— WORK INSTRUCTIONS —
Everything in the listing except the pictures should be written out exactly.

— INPUT FOR THIS TASK —
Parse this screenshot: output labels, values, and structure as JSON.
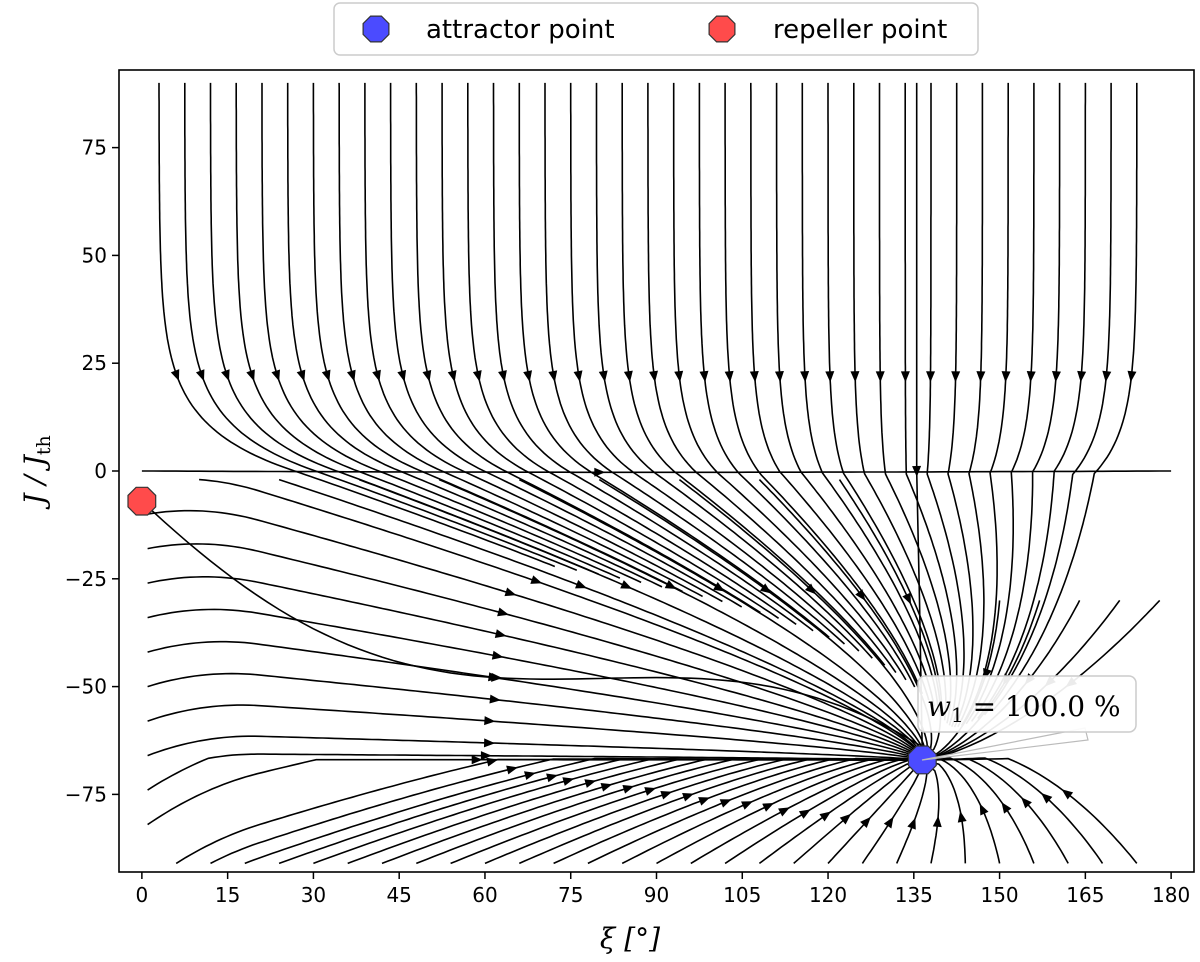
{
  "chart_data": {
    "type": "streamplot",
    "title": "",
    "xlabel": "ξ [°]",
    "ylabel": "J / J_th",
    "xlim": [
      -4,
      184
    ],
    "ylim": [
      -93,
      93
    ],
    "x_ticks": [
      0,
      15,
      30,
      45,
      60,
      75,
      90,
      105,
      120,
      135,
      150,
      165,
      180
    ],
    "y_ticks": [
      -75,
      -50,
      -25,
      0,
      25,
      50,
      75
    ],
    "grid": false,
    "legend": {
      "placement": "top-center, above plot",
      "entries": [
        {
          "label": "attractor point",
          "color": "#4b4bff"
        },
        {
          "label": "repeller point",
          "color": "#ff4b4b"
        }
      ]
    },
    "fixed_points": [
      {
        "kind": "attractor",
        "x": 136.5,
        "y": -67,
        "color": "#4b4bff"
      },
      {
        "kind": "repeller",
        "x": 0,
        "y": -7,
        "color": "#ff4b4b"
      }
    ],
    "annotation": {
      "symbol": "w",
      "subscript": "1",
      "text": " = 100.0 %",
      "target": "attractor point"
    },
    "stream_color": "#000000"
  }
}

— FINISHED TASK —
Parse this screenshot: output labels, values, and structure as JSON.
{
  "chart_data": {
    "type": "streamplot",
    "title": "",
    "xlabel": "ξ [°]",
    "ylabel": "J / J_th",
    "xlim": [
      -4,
      184
    ],
    "ylim": [
      -93,
      93
    ],
    "x_ticks": [
      0,
      15,
      30,
      45,
      60,
      75,
      90,
      105,
      120,
      135,
      150,
      165,
      180
    ],
    "y_ticks": [
      -75,
      -50,
      -25,
      0,
      25,
      50,
      75
    ],
    "grid": false,
    "legend": {
      "placement": "top-center, above plot",
      "entries": [
        {
          "label": "attractor point",
          "color": "#4b4bff"
        },
        {
          "label": "repeller point",
          "color": "#ff4b4b"
        }
      ]
    },
    "fixed_points": [
      {
        "kind": "attractor",
        "x": 136.5,
        "y": -67,
        "color": "#4b4bff"
      },
      {
        "kind": "repeller",
        "x": 0,
        "y": -7,
        "color": "#ff4b4b"
      }
    ],
    "annotation": {
      "symbol": "w",
      "subscript": "1",
      "text": " = 100.0 %",
      "target": "attractor point"
    },
    "stream_color": "#000000"
  }
}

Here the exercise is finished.